Problem to work on
Copy all of the material below exactly.

** BEGIN Data for this task **

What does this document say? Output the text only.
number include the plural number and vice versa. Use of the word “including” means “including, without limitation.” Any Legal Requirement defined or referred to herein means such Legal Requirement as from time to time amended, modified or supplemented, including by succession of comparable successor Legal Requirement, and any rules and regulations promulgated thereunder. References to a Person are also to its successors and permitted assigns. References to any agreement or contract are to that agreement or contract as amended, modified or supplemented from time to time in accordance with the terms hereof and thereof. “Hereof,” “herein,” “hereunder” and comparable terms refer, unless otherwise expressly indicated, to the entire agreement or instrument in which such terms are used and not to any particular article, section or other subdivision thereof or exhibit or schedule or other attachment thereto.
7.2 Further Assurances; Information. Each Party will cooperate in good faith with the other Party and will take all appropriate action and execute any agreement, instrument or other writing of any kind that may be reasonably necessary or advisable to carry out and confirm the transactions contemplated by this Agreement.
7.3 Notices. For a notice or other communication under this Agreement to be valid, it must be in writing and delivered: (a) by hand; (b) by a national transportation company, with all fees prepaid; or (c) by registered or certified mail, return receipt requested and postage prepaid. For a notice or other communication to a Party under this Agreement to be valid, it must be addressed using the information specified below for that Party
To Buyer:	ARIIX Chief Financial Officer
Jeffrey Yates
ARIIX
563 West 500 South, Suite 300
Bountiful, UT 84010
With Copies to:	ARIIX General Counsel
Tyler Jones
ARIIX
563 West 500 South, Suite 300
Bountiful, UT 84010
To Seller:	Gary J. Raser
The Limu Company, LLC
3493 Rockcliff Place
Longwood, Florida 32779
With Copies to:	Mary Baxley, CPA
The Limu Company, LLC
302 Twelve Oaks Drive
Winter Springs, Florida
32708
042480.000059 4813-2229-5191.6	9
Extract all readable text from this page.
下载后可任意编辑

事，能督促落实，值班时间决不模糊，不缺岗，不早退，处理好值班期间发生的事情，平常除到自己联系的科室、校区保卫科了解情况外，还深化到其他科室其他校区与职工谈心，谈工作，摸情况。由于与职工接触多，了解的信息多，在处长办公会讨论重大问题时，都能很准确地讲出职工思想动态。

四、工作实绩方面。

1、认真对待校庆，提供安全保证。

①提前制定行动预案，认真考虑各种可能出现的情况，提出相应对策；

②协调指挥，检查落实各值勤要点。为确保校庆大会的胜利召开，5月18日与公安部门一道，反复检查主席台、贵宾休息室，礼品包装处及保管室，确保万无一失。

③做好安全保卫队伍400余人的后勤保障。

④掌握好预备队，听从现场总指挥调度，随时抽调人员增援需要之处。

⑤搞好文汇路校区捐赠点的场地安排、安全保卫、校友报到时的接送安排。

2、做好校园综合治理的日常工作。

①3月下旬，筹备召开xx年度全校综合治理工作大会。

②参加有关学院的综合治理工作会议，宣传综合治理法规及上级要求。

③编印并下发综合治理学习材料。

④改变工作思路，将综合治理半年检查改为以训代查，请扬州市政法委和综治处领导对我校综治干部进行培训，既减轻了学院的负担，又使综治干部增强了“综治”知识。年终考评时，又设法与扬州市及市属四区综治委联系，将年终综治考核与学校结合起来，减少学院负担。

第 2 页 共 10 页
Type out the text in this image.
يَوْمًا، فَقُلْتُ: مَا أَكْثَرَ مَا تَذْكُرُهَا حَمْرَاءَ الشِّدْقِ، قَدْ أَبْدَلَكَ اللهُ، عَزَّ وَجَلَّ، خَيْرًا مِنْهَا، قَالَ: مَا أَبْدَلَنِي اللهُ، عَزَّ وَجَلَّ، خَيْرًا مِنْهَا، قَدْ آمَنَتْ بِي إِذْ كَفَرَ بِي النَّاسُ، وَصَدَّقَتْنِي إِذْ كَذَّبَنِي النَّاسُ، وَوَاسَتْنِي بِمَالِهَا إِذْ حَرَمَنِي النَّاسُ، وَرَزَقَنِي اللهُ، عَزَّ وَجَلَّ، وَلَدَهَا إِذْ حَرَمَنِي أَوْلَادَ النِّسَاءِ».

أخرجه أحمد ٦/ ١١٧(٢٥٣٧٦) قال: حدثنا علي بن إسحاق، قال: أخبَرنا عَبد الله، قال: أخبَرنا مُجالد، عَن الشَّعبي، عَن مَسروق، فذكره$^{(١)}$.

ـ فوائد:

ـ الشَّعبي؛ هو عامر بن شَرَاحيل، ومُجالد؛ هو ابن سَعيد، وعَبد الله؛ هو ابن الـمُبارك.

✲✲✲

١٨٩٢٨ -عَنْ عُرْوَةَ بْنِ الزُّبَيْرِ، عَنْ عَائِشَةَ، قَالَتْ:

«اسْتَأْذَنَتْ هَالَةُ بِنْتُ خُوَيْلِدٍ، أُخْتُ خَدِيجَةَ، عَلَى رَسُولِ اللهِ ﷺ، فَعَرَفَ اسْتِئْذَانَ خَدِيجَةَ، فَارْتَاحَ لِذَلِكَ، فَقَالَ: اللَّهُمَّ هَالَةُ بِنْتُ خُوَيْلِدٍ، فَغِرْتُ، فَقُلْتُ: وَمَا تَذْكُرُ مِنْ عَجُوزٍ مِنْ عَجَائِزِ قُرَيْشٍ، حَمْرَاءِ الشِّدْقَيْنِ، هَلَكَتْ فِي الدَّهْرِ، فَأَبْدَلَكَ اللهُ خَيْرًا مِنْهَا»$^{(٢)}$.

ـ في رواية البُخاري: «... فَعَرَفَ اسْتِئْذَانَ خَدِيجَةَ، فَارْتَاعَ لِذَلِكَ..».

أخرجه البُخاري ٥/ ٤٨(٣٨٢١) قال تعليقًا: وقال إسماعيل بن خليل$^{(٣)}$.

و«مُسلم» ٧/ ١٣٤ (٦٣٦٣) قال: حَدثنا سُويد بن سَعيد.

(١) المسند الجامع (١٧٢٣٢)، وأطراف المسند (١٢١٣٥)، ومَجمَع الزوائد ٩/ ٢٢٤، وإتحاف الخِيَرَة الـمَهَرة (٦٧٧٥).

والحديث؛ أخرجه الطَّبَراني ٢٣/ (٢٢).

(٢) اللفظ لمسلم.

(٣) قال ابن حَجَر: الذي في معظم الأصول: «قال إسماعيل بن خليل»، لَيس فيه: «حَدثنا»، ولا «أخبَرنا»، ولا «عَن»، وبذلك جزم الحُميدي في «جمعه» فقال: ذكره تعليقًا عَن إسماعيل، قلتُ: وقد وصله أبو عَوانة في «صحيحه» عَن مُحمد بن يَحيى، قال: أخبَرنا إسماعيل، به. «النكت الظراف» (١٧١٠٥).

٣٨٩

** END Data for this task **

Full solution
What does this document say? Output the text only.
number include the plural number and vice versa. Use of the word “including” means “including, without limitation.” Any Legal Requirement defined or referred to herein means such Legal Requirement as from time to time amended, modified or supplemented, including by succession of comparable successor Legal Requirement, and any rules and regulations promulgated thereunder. References to a Person are also to its successors and permitted assigns. References to any agreement or contract are to that agreement or contract as amended, modified or supplemented from time to time in accordance with the terms hereof and thereof. “Hereof,” “herein,” “hereunder” and comparable terms refer, unless otherwise expressly indicated, to the entire agreement or instrument in which such terms are used and not to any particular article, section or other subdivision thereof or exhibit or schedule or other attachment thereto.
7.2 Further Assurances; Information. Each Party will cooperate in good faith with the other Party and will take all appropriate action and execute any agreement, instrument or other writing of any kind that may be reasonably necessary or advisable to carry out and confirm the transactions contemplated by this Agreement.
7.3 Notices. For a notice or other communication under this Agreement to be valid, it must be in writing and delivered: (a) by hand; (b) by a national transportation company, with all fees prepaid; or (c) by registered or certified mail, return receipt requested and postage prepaid. For a notice or other communication to a Party under this Agreement to be valid, it must be addressed using the information specified below for that Party
To Buyer:	ARIIX Chief Financial Officer
Jeffrey Yates
ARIIX
563 West 500 South, Suite 300
Bountiful, UT 84010
With Copies to:	ARIIX General Counsel
Tyler Jones
ARIIX
563 West 500 South, Suite 300
Bountiful, UT 84010
To Seller:	Gary J. Raser
The Limu Company, LLC
3493 Rockcliff Place
Longwood, Florida 32779
With Copies to:	Mary Baxley, CPA
The Limu Company, LLC
302 Twelve Oaks Drive
Winter Springs, Florida
32708
042480.000059 4813-2229-5191.6	9
Extract all readable text from this page.
下载后可任意编辑

事，能督促落实，值班时间决不模糊，不缺岗，不早退，处理好值班期间发生的事情，平常除到自己联系的科室、校区保卫科了解情况外，还深化到其他科室其他校区与职工谈心，谈工作，摸情况。由于与职工接触多，了解的信息多，在处长办公会讨论重大问题时，都能很准确地讲出职工思想动态。

四、工作实绩方面。

1、认真对待校庆，提供安全保证。

①提前制定行动预案，认真考虑各种可能出现的情况，提出相应对策；

②协调指挥，检查落实各值勤要点。为确保校庆大会的胜利召开，5月18日与公安部门一道，反复检查主席台、贵宾休息室，礼品包装处及保管室，确保万无一失。

③做好安全保卫队伍400余人的后勤保障。

④掌握好预备队，听从现场总指挥调度，随时抽调人员增援需要之处。

⑤搞好文汇路校区捐赠点的场地安排、安全保卫、校友报到时的接送安排。

2、做好校园综合治理的日常工作。

①3月下旬，筹备召开xx年度全校综合治理工作大会。

②参加有关学院的综合治理工作会议，宣传综合治理法规及上级要求。

③编印并下发综合治理学习材料。

④改变工作思路，将综合治理半年检查改为以训代查，请扬州市政法委和综治处领导对我校综治干部进行培训，既减轻了学院的负担，又使综治干部增强了“综治”知识。年终考评时，又设法与扬州市及市属四区综治委联系，将年终综治考核与学校结合起来，减少学院负担。

第 2 页 共 10 页
Type out the text in this image.
يَوْمًا، فَقُلْتُ: مَا أَكْثَرَ مَا تَذْكُرُهَا حَمْرَاءَ الشِّدْقِ، قَدْ أَبْدَلَكَ اللهُ، عَزَّ وَجَلَّ، خَيْرًا مِنْهَا، قَالَ: مَا أَبْدَلَنِي اللهُ، عَزَّ وَجَلَّ، خَيْرًا مِنْهَا، قَدْ آمَنَتْ بِي إِذْ كَفَرَ بِي النَّاسُ، وَصَدَّقَتْنِي إِذْ كَذَّبَنِي النَّاسُ، وَوَاسَتْنِي بِمَالِهَا إِذْ حَرَمَنِي النَّاسُ، وَرَزَقَنِي اللهُ، عَزَّ وَجَلَّ، وَلَدَهَا إِذْ حَرَمَنِي أَوْلَادَ النِّسَاءِ».

أخرجه أحمد ٦/ ١١٧(٢٥٣٧٦) قال: حدثنا علي بن إسحاق، قال: أخبَرنا عَبد الله، قال: أخبَرنا مُجالد، عَن الشَّعبي، عَن مَسروق، فذكره$^{(١)}$.

ـ فوائد:

ـ الشَّعبي؛ هو عامر بن شَرَاحيل، ومُجالد؛ هو ابن سَعيد، وعَبد الله؛ هو ابن الـمُبارك.

✲✲✲

١٨٩٢٨ -عَنْ عُرْوَةَ بْنِ الزُّبَيْرِ، عَنْ عَائِشَةَ، قَالَتْ:

«اسْتَأْذَنَتْ هَالَةُ بِنْتُ خُوَيْلِدٍ، أُخْتُ خَدِيجَةَ، عَلَى رَسُولِ اللهِ ﷺ، فَعَرَفَ اسْتِئْذَانَ خَدِيجَةَ، فَارْتَاحَ لِذَلِكَ، فَقَالَ: اللَّهُمَّ هَالَةُ بِنْتُ خُوَيْلِدٍ، فَغِرْتُ، فَقُلْتُ: وَمَا تَذْكُرُ مِنْ عَجُوزٍ مِنْ عَجَائِزِ قُرَيْشٍ، حَمْرَاءِ الشِّدْقَيْنِ، هَلَكَتْ فِي الدَّهْرِ، فَأَبْدَلَكَ اللهُ خَيْرًا مِنْهَا»$^{(٢)}$.

ـ في رواية البُخاري: «... فَعَرَفَ اسْتِئْذَانَ خَدِيجَةَ، فَارْتَاعَ لِذَلِكَ..».

أخرجه البُخاري ٥/ ٤٨(٣٨٢١) قال تعليقًا: وقال إسماعيل بن خليل$^{(٣)}$.

و«مُسلم» ٧/ ١٣٤ (٦٣٦٣) قال: حَدثنا سُويد بن سَعيد.

(١) المسند الجامع (١٧٢٣٢)، وأطراف المسند (١٢١٣٥)، ومَجمَع الزوائد ٩/ ٢٢٤، وإتحاف الخِيَرَة الـمَهَرة (٦٧٧٥).

والحديث؛ أخرجه الطَّبَراني ٢٣/ (٢٢).

(٢) اللفظ لمسلم.

(٣) قال ابن حَجَر: الذي في معظم الأصول: «قال إسماعيل بن خليل»، لَيس فيه: «حَدثنا»، ولا «أخبَرنا»، ولا «عَن»، وبذلك جزم الحُميدي في «جمعه» فقال: ذكره تعليقًا عَن إسماعيل، قلتُ: وقد وصله أبو عَوانة في «صحيحه» عَن مُحمد بن يَحيى، قال: أخبَرنا إسماعيل، به. «النكت الظراف» (١٧١٠٥).

٣٨٩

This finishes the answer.